── Rows ──
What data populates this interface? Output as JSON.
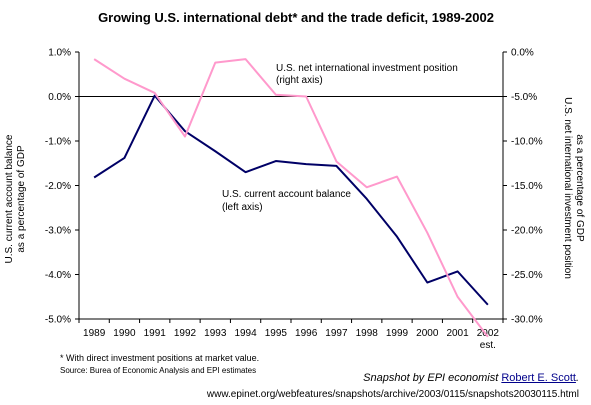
{
  "chart_data": {
    "type": "line",
    "title": "Growing U.S. international debt* and the trade deficit, 1989-2002",
    "x": [
      "1989",
      "1990",
      "1991",
      "1992",
      "1993",
      "1994",
      "1995",
      "1996",
      "1997",
      "1998",
      "1999",
      "2000",
      "2001",
      "2002"
    ],
    "x_sublabel": {
      "2002": "est."
    },
    "left_axis": {
      "label_line1": "U.S. current account balance",
      "label_line2": "as a percentage of GDP",
      "ylim": [
        -5.0,
        1.0
      ],
      "ticks": [
        "1.0%",
        "0.0%",
        "-1.0%",
        "-2.0%",
        "-3.0%",
        "-4.0%",
        "-5.0%"
      ]
    },
    "right_axis": {
      "label_line1": "U.S. net international investment position",
      "label_line2": "as a percentage of GDP",
      "ylim": [
        -30.0,
        0.0
      ],
      "ticks": [
        "0.0%",
        "-5.0%",
        "-10.0%",
        "-15.0%",
        "-20.0%",
        "-25.0%",
        "-30.0%"
      ]
    },
    "series": [
      {
        "name": "U.S. current account balance",
        "annotation_line1": "U.S. current account balance",
        "annotation_line2": "(left axis)",
        "axis": "left",
        "color": "#000066",
        "values": [
          -1.82,
          -1.38,
          0.02,
          -0.78,
          -1.23,
          -1.7,
          -1.45,
          -1.52,
          -1.56,
          -2.3,
          -3.15,
          -4.18,
          -3.93,
          -4.68
        ]
      },
      {
        "name": "U.S. net international investment position",
        "annotation_line1": "U.S. net international investment position",
        "annotation_line2": "(right axis)",
        "axis": "right",
        "color": "#ff99cc",
        "values": [
          -0.8,
          -3.0,
          -4.6,
          -9.5,
          -1.2,
          -0.8,
          -4.8,
          -5.0,
          -12.3,
          -15.2,
          -14.0,
          -20.3,
          -27.5,
          -32.0
        ]
      }
    ],
    "grid": false
  },
  "footnote": "* With direct investment positions at market value.",
  "source": "Source:  Burea of Economic Analysis and EPI estimates",
  "credit_prefix": "Snapshot by EPI economist ",
  "credit_link": "Robert E. Scott",
  "credit_suffix": ".",
  "url": "www.epinet.org/webfeatures/snapshots/archive/2003/0115/snapshots20030115.html"
}
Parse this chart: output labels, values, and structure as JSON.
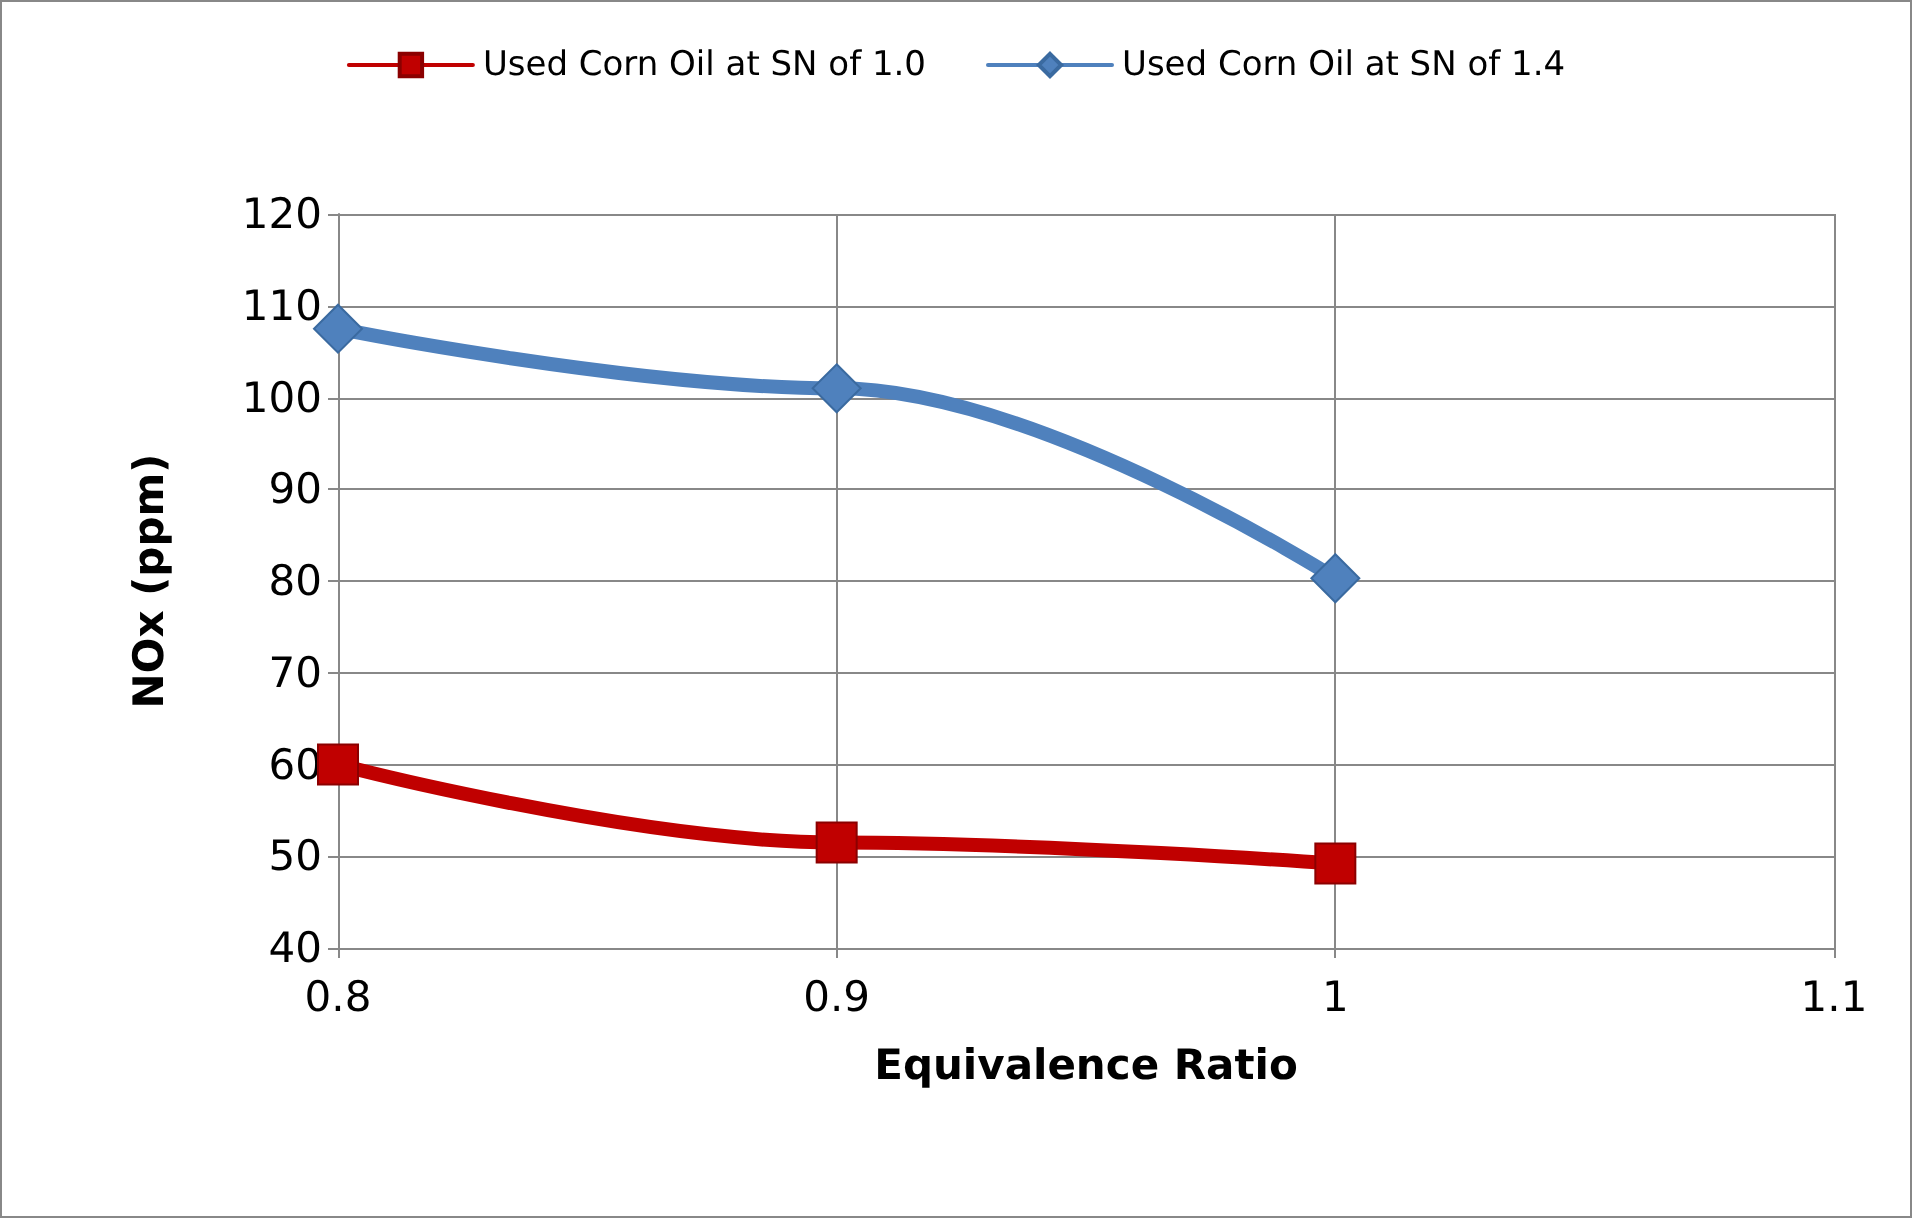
{
  "chart_data": {
    "type": "line",
    "xlabel": "Equivalence Ratio",
    "ylabel": "NOx (ppm)",
    "x": [
      0.8,
      0.9,
      1.0
    ],
    "series": [
      {
        "name": "Used Corn Oil at SN of 1.0",
        "color": "#c00000",
        "marker": "square",
        "values": [
          60,
          51.5,
          49.2
        ]
      },
      {
        "name": "Used Corn Oil at SN of 1.4",
        "color": "#4f81bd",
        "marker": "diamond",
        "values": [
          107.5,
          101,
          80.3
        ]
      }
    ],
    "xlim": [
      0.8,
      1.1
    ],
    "xticks": [
      0.8,
      0.9,
      1,
      1.1
    ],
    "ylim": [
      40,
      120
    ],
    "yticks": [
      40,
      50,
      60,
      70,
      80,
      90,
      100,
      110,
      120
    ],
    "grid": true,
    "legend": "top",
    "line_style": "solid"
  }
}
───
Exercise details ::
Pictures are not part of the copy; output everything else in the records exactly.

Written answer ::
What data populates this interface? Output as JSON.
{
  "chart_data": {
    "type": "line",
    "title": "Growing U.S. international debt* and the trade deficit, 1989-2002",
    "x": [
      "1989",
      "1990",
      "1991",
      "1992",
      "1993",
      "1994",
      "1995",
      "1996",
      "1997",
      "1998",
      "1999",
      "2000",
      "2001",
      "2002"
    ],
    "x_sublabel": {
      "2002": "est."
    },
    "left_axis": {
      "label_line1": "U.S. current account balance",
      "label_line2": "as a percentage of GDP",
      "ylim": [
        -5.0,
        1.0
      ],
      "ticks": [
        "1.0%",
        "0.0%",
        "-1.0%",
        "-2.0%",
        "-3.0%",
        "-4.0%",
        "-5.0%"
      ]
    },
    "right_axis": {
      "label_line1": "U.S. net international investment position",
      "label_line2": "as a percentage of GDP",
      "ylim": [
        -30.0,
        0.0
      ],
      "ticks": [
        "0.0%",
        "-5.0%",
        "-10.0%",
        "-15.0%",
        "-20.0%",
        "-25.0%",
        "-30.0%"
      ]
    },
    "series": [
      {
        "name": "U.S. current account balance",
        "annotation_line1": "U.S. current account balance",
        "annotation_line2": "(left axis)",
        "axis": "left",
        "color": "#000066",
        "values": [
          -1.82,
          -1.38,
          0.02,
          -0.78,
          -1.23,
          -1.7,
          -1.45,
          -1.52,
          -1.56,
          -2.3,
          -3.15,
          -4.18,
          -3.93,
          -4.68
        ]
      },
      {
        "name": "U.S. net international investment position",
        "annotation_line1": "U.S. net international investment position",
        "annotation_line2": "(right axis)",
        "axis": "right",
        "color": "#ff99cc",
        "values": [
          -0.8,
          -3.0,
          -4.6,
          -9.5,
          -1.2,
          -0.8,
          -4.8,
          -5.0,
          -12.3,
          -15.2,
          -14.0,
          -20.3,
          -27.5,
          -32.0
        ]
      }
    ],
    "grid": false
  },
  "footnote": "* With direct investment positions at market value.",
  "source": "Source:  Burea of Economic Analysis and EPI estimates",
  "credit_prefix": "Snapshot by EPI economist ",
  "credit_link": "Robert E. Scott",
  "credit_suffix": ".",
  "url": "www.epinet.org/webfeatures/snapshots/archive/2003/0115/snapshots20030115.html"
}
Parse this chart: output labels, values, and structure as JSON.
{
  "chart_data": {
    "type": "line",
    "xlabel": "Equivalence Ratio",
    "ylabel": "NOx (ppm)",
    "x": [
      0.8,
      0.9,
      1.0
    ],
    "series": [
      {
        "name": "Used Corn Oil at SN of 1.0",
        "color": "#c00000",
        "marker": "square",
        "values": [
          60,
          51.5,
          49.2
        ]
      },
      {
        "name": "Used Corn Oil at SN of 1.4",
        "color": "#4f81bd",
        "marker": "diamond",
        "values": [
          107.5,
          101,
          80.3
        ]
      }
    ],
    "xlim": [
      0.8,
      1.1
    ],
    "xticks": [
      0.8,
      0.9,
      1,
      1.1
    ],
    "ylim": [
      40,
      120
    ],
    "yticks": [
      40,
      50,
      60,
      70,
      80,
      90,
      100,
      110,
      120
    ],
    "grid": true,
    "legend": "top",
    "line_style": "solid"
  }
}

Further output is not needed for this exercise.